Collected data:
════════

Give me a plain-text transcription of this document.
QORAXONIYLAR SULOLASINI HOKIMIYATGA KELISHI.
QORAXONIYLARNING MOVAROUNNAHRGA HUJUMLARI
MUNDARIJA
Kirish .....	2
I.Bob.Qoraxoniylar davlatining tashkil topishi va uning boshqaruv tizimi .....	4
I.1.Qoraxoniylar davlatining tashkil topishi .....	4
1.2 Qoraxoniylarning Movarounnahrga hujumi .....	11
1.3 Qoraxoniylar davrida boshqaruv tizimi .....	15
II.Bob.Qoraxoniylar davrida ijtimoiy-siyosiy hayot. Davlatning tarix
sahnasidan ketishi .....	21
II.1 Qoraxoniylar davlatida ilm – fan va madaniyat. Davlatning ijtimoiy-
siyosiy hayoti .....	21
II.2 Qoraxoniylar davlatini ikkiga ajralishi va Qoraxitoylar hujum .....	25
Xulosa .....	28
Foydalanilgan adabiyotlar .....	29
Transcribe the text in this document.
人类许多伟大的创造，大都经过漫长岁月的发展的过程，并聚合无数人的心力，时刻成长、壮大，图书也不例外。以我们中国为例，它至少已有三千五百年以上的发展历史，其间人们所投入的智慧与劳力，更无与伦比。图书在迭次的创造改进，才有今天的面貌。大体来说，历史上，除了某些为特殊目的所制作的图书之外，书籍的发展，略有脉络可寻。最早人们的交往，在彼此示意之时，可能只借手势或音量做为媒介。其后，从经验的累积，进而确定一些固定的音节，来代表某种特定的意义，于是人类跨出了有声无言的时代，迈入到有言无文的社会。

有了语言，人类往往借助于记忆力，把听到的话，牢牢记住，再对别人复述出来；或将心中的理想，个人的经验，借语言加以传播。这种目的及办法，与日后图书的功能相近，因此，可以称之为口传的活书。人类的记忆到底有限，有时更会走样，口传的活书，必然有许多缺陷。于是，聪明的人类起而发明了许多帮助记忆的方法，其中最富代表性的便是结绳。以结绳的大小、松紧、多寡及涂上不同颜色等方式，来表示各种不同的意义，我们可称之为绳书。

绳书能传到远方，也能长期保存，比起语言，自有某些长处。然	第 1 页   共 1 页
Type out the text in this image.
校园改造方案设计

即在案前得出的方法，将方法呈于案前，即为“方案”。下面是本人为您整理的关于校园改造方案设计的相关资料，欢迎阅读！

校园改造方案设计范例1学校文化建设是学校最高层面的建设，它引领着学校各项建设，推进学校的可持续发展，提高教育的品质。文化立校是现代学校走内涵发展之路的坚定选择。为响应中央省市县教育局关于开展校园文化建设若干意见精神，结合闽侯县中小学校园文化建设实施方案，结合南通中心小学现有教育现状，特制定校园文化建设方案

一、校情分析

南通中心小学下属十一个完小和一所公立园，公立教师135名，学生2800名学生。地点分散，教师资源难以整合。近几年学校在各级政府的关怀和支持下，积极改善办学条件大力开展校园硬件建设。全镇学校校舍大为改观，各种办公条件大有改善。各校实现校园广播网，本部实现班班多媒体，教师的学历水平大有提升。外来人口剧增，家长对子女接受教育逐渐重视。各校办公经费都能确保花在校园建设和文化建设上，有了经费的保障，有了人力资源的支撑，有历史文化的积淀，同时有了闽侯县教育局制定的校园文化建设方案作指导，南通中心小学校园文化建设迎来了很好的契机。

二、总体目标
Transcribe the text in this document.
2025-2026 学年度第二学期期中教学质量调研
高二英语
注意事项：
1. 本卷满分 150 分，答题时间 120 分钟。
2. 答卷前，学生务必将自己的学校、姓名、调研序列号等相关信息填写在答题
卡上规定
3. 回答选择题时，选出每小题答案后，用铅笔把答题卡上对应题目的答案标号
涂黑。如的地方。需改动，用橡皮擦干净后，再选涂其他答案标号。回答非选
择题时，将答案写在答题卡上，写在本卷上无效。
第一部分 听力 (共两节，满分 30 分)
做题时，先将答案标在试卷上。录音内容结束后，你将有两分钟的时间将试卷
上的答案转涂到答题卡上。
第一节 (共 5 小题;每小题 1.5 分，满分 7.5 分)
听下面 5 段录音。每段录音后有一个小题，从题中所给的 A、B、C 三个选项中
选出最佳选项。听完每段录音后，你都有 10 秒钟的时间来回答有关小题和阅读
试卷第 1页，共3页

════════

- _Aim of the exercise_: Using the data above, return each line exactly as written.

- _Solution to this problem_:
Give me a plain-text transcription of this document.
QORAXONIYLAR SULOLASINI HOKIMIYATGA KELISHI.
QORAXONIYLARNING MOVAROUNNAHRGA HUJUMLARI
MUNDARIJA
Kirish .....	2
I.Bob.Qoraxoniylar davlatining tashkil topishi va uning boshqaruv tizimi .....	4
I.1.Qoraxoniylar davlatining tashkil topishi .....	4
1.2 Qoraxoniylarning Movarounnahrga hujumi .....	11
1.3 Qoraxoniylar davrida boshqaruv tizimi .....	15
II.Bob.Qoraxoniylar davrida ijtimoiy-siyosiy hayot. Davlatning tarix
sahnasidan ketishi .....	21
II.1 Qoraxoniylar davlatida ilm – fan va madaniyat. Davlatning ijtimoiy-
siyosiy hayoti .....	21
II.2 Qoraxoniylar davlatini ikkiga ajralishi va Qoraxitoylar hujum .....	25
Xulosa .....	28
Foydalanilgan adabiyotlar .....	29
Transcribe the text in this document.
人类许多伟大的创造，大都经过漫长岁月的发展的过程，并聚合无数人的心力，时刻成长、壮大，图书也不例外。以我们中国为例，它至少已有三千五百年以上的发展历史，其间人们所投入的智慧与劳力，更无与伦比。图书在迭次的创造改进，才有今天的面貌。大体来说，历史上，除了某些为特殊目的所制作的图书之外，书籍的发展，略有脉络可寻。最早人们的交往，在彼此示意之时，可能只借手势或音量做为媒介。其后，从经验的累积，进而确定一些固定的音节，来代表某种特定的意义，于是人类跨出了有声无言的时代，迈入到有言无文的社会。

有了语言，人类往往借助于记忆力，把听到的话，牢牢记住，再对别人复述出来；或将心中的理想，个人的经验，借语言加以传播。这种目的及办法，与日后图书的功能相近，因此，可以称之为口传的活书。人类的记忆到底有限，有时更会走样，口传的活书，必然有许多缺陷。于是，聪明的人类起而发明了许多帮助记忆的方法，其中最富代表性的便是结绳。以结绳的大小、松紧、多寡及涂上不同颜色等方式，来表示各种不同的意义，我们可称之为绳书。

绳书能传到远方，也能长期保存，比起语言，自有某些长处。然	第 1 页   共 1 页
Type out the text in this image.
校园改造方案设计

即在案前得出的方法，将方法呈于案前，即为“方案”。下面是本人为您整理的关于校园改造方案设计的相关资料，欢迎阅读！

校园改造方案设计范例1学校文化建设是学校最高层面的建设，它引领着学校各项建设，推进学校的可持续发展，提高教育的品质。文化立校是现代学校走内涵发展之路的坚定选择。为响应中央省市县教育局关于开展校园文化建设若干意见精神，结合闽侯县中小学校园文化建设实施方案，结合南通中心小学现有教育现状，特制定校园文化建设方案

一、校情分析

南通中心小学下属十一个完小和一所公立园，公立教师135名，学生2800名学生。地点分散，教师资源难以整合。近几年学校在各级政府的关怀和支持下，积极改善办学条件大力开展校园硬件建设。全镇学校校舍大为改观，各种办公条件大有改善。各校实现校园广播网，本部实现班班多媒体，教师的学历水平大有提升。外来人口剧增，家长对子女接受教育逐渐重视。各校办公经费都能确保花在校园建设和文化建设上，有了经费的保障，有了人力资源的支撑，有历史文化的积淀，同时有了闽侯县教育局制定的校园文化建设方案作指导，南通中心小学校园文化建设迎来了很好的契机。

二、总体目标
Transcribe the text in this document.
2025-2026 学年度第二学期期中教学质量调研
高二英语
注意事项：
1. 本卷满分 150 分，答题时间 120 分钟。
2. 答卷前，学生务必将自己的学校、姓名、调研序列号等相关信息填写在答题
卡上规定
3. 回答选择题时，选出每小题答案后，用铅笔把答题卡上对应题目的答案标号
涂黑。如的地方。需改动，用橡皮擦干净后，再选涂其他答案标号。回答非选
择题时，将答案写在答题卡上，写在本卷上无效。
第一部分 听力 (共两节，满分 30 分)
做题时，先将答案标在试卷上。录音内容结束后，你将有两分钟的时间将试卷
上的答案转涂到答题卡上。
第一节 (共 5 小题;每小题 1.5 分，满分 7.5 分)
听下面 5 段录音。每段录音后有一个小题，从题中所给的 A、B、C 三个选项中
选出最佳选项。听完每段录音后，你都有 10 秒钟的时间来回答有关小题和阅读
试卷第 1页，共3页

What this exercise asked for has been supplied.